Отрывок
Заметный, хотя и не первостепенный вклад в учение о категориях внес И. Кант. Данный мыслитель под категориями понимал «априорные формы рассудка, правила упорядочивания опыта, детерминанты, которые, действуя как инструменты получения и одновременно условия существования форм необходимого и всеобщего знания, упорядочивают хаос ощущений после того, как координаты “момент и место” уже заключили их в конфигурацию феномена» [1, с. 40]. В отличие от своего античного предшественника Кант изначально ведет речь о суждениях и только потом, по мере развертывания и фиксации своих идей, частично и, как нам представляется, по большей части формально переходит к применению номенклатуры аристотелевских категорий с учетом вклада ряда интерпретаторов в их понимание, свойственное XVIII веку. Впрочем, заимствование Кантом предложенной Аристотелем терминологии не нивелирует различий тех способов мыслительных действий, которые при использовании определенных категорий подразумевает каждый из них.
Предлагая свое видение философских категорий, Кант не только отказывается от львиной доли наследия Аристотеля, но и критикует сделанный им выбор понятий, объявляя его случайным, не основанным на каком-либо принципе. Свой же подход, позволяющий выстроить классификацию на основе четко очерченного признака, он полагает плодотворным. Здесь стоит признать правоту Тайсиной, отмечающей, что всякая попытка выработать основания выбора категорий для их каталогизации неминуемо вызовет у философов фундаментальные трудности. Кроме того, автор книги подчеркивает, что в случае с рассматриваемыми теоретическими построениями Аристотеля и Канта имеет место «различие подходов к методологическому арсеналу мышления» [1, с. 44], которое она конкретизирует и философски корректно подвергает критическому анализу, что, безусловно, подтверждает мысль о ее обладании специфическим опытом сопричастности.

Рабочее задание
Продублируйте целиком приведенный выше отрывок о категориях у Канта, не меняя в нем ни слова.

(Строки из набора данных)
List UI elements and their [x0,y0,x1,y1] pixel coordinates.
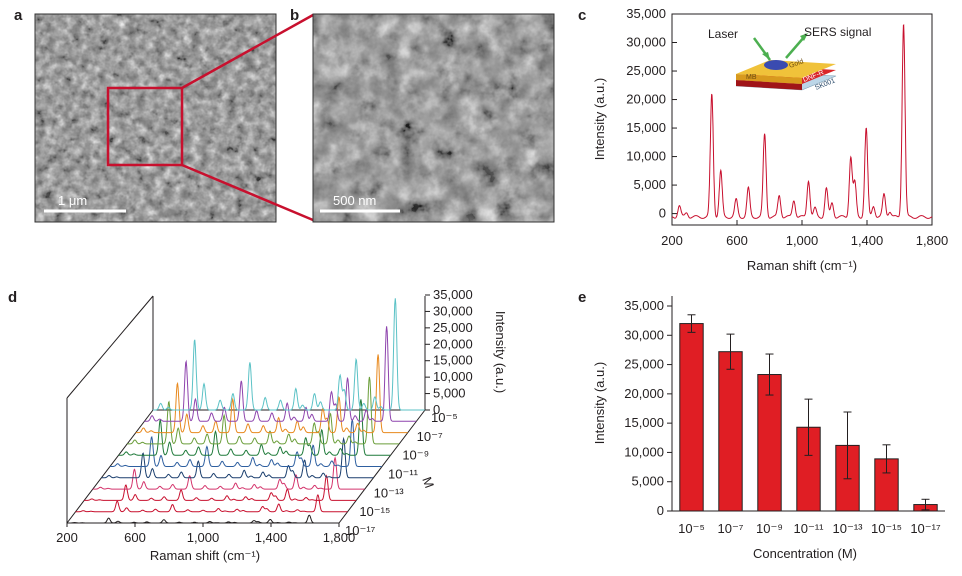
inset-mb-label: MB [746,74,757,81]
c-y-tick-label: 30,000 [626,35,666,50]
c-y-tick-label: 10,000 [626,149,666,164]
zoom-line-top [181,13,314,90]
panel-label-e: e [578,289,586,306]
d-depth-tick-label: 10⁻¹⁷ [345,523,376,538]
d-series-line [127,376,399,445]
d-z-axis-label: Intensity (a.u.) [493,311,508,393]
d-z-tick-label: 10,000 [433,369,473,384]
d-series-line [101,436,374,479]
d-series-line [92,456,365,490]
d-z-tick-label: 5,000 [433,386,466,401]
e-bar [718,351,743,512]
e-y-axis-label: Intensity (a.u.) [592,362,607,444]
e-y-tick-label: 30,000 [624,327,664,342]
e-x-tick-label: 10⁻¹⁵ [871,521,902,536]
d-x-tick-label: 600 [124,530,146,545]
d-series-line [144,326,417,422]
d-depth-tick-label: 10⁻⁹ [402,448,429,463]
e-x-axis-label: Concentration (M) [753,546,857,561]
raman-spectrum-chart: 0 5,000 10,000 15,000 20,000 25,000 30,000 35,0… [592,6,948,273]
e-y-tick-label: 5,000 [631,474,664,489]
e-x-tick-label: 10⁻¹¹ [794,521,825,536]
c-x-tick-label: 600 [726,233,748,248]
c-y-tick-label: 20,000 [626,92,666,107]
sers-schematic-inset: Laser SERS signal MB Gold DNF-R SK001 [708,25,871,92]
c-y-tick-label: 25,000 [626,63,666,78]
d-depth-axis-label: M [419,475,437,490]
d-x-tick-label: 1,000 [187,530,220,545]
inset-laser-label: Laser [708,27,738,41]
d-depth-tick-label: 10⁻⁷ [417,429,443,444]
d-series-line [135,354,408,434]
d-series-line [84,474,356,501]
panel-label-a: a [14,7,23,24]
d-series-line [153,298,425,411]
panel-label-b: b [290,7,299,24]
d-z-tick-label: 20,000 [433,336,473,351]
d-depth-tick-label: 10⁻¹⁵ [359,504,390,519]
e-y-tick-label: 20,000 [624,386,664,401]
mb-molecule-icon [764,60,788,70]
c-y-tick-label: 15,000 [626,120,666,135]
e-y-tick-label: 0 [657,503,664,518]
inset-sers-label: SERS signal [804,25,871,39]
zoom-box [106,86,184,167]
d-z-tick-label: 30,000 [433,303,473,318]
c-y-tick-label: 0 [659,206,666,221]
panel-label-d: d [8,289,17,306]
panel-label-c: c [578,7,586,24]
scale-label-b: 500 nm [333,193,376,208]
sem-image-b: 500 nm [312,13,555,223]
d-depth-tick-label: 10⁻¹³ [374,485,405,500]
e-bar [679,323,704,512]
c-y-tick-label: 5,000 [633,177,666,192]
d-z-tick-label: 15,000 [433,353,473,368]
c-y-tick-label: 35,000 [626,6,666,21]
raman-spectrum-line [671,24,933,219]
d-x-axis-label: Raman shift (cm⁻¹) [150,548,260,563]
d-depth-tick-label: 10⁻¹¹ [388,467,419,482]
c-x-tick-label: 200 [661,233,683,248]
e-x-tick-label: 10⁻¹³ [833,521,864,536]
d-depth-tick-label: 10⁻⁵ [431,410,458,425]
e-x-tick-label: 10⁻⁵ [678,521,705,536]
c-y-axis-label: Intensity (a.u.) [592,78,607,160]
e-y-tick-label: 15,000 [624,415,664,430]
e-x-tick-label: 10⁻⁷ [717,521,743,536]
e-x-tick-label: 10⁻⁹ [756,521,783,536]
d-z-tick-label: 35,000 [433,287,473,302]
d-series-line [75,493,348,513]
d-z-tick-label: 25,000 [433,320,473,335]
e-y-tick-label: 35,000 [624,298,664,313]
e-x-tick-label: 10⁻¹⁷ [910,521,941,536]
inset-gold-label: Gold [788,58,804,70]
d-series-line [67,514,339,524]
e-y-tick-label: 25,000 [624,357,664,372]
sem-image-a: 1 μm [34,13,277,223]
c-x-tick-label: 1,000 [786,233,819,248]
d-x-tick-label: 1,400 [255,530,288,545]
d-x-tick-label: 1,800 [323,530,356,545]
c-x-axis-label: Raman shift (cm⁻¹) [747,258,857,273]
concentration-bar-chart: 0 5,000 10,000 15,000 20,000 25,000 30,000 35,0… [592,296,945,561]
e-y-tick-label: 10,000 [624,444,664,459]
d-series-line [110,419,382,467]
c-x-tick-label: 1,800 [916,233,949,248]
d-z-tick-label: 0 [433,402,440,417]
zoom-line-bottom [181,163,314,222]
d-x-tick-label: 200 [56,530,78,545]
c-x-tick-label: 1,400 [851,233,884,248]
scale-label-a: 1 μm [58,193,87,208]
d-series-line [118,399,391,456]
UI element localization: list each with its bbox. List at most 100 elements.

Письменный ответ
Заметный, хотя и не первостепенный вклад в учение о категориях внес И. Кант. Данный мыслитель под категориями понимал «априорные формы рассудка, правила упорядочивания опыта, детерминанты, которые, действуя как инструменты получения и одновременно условия существования форм необходимого и всеобщего знания, упорядочивают хаос ощущений после того, как координаты “момент и место” уже заключили их в конфигурацию феномена» [1, с. 40]. В отличие от своего античного предшественника Кант изначально ведет речь о суждениях и только потом, по мере развертывания и фиксации своих идей, частично и, как нам представляется, по большей части формально переходит к применению номенклатуры аристотелевских категорий с учетом вклада ряда интерпретаторов в их понимание, свойственное XVIII веку. Впрочем, заимствование Кантом предложенной Аристотелем терминологии не нивелирует различий тех способов мыслительных действий, которые при использовании определенных категорий подразумевает каждый из них.
Предлагая свое видение философских категорий, Кант не только отказывается от львиной доли наследия Аристотеля, но и критикует сделанный им выбор понятий, объявляя его случайным, не основанным на каком-либо принципе. Свой же подход, позволяющий выстроить классификацию на основе четко очерченного признака, он полагает плодотворным. Здесь стоит признать правоту Тайсиной, отмечающей, что всякая попытка выработать основания выбора категорий для их каталогизации неминуемо вызовет у философов фундаментальные трудности. Кроме того, автор книги подчеркивает, что в случае с рассматриваемыми теоретическими построениями Аристотеля и Канта имеет место «различие подходов к методологическому арсеналу мышления» [1, с. 44], которое она конкретизирует и философски корректно подвергает критическому анализу, что, безусловно, подтверждает мысль о ее обладании специфическим опытом сопричастности.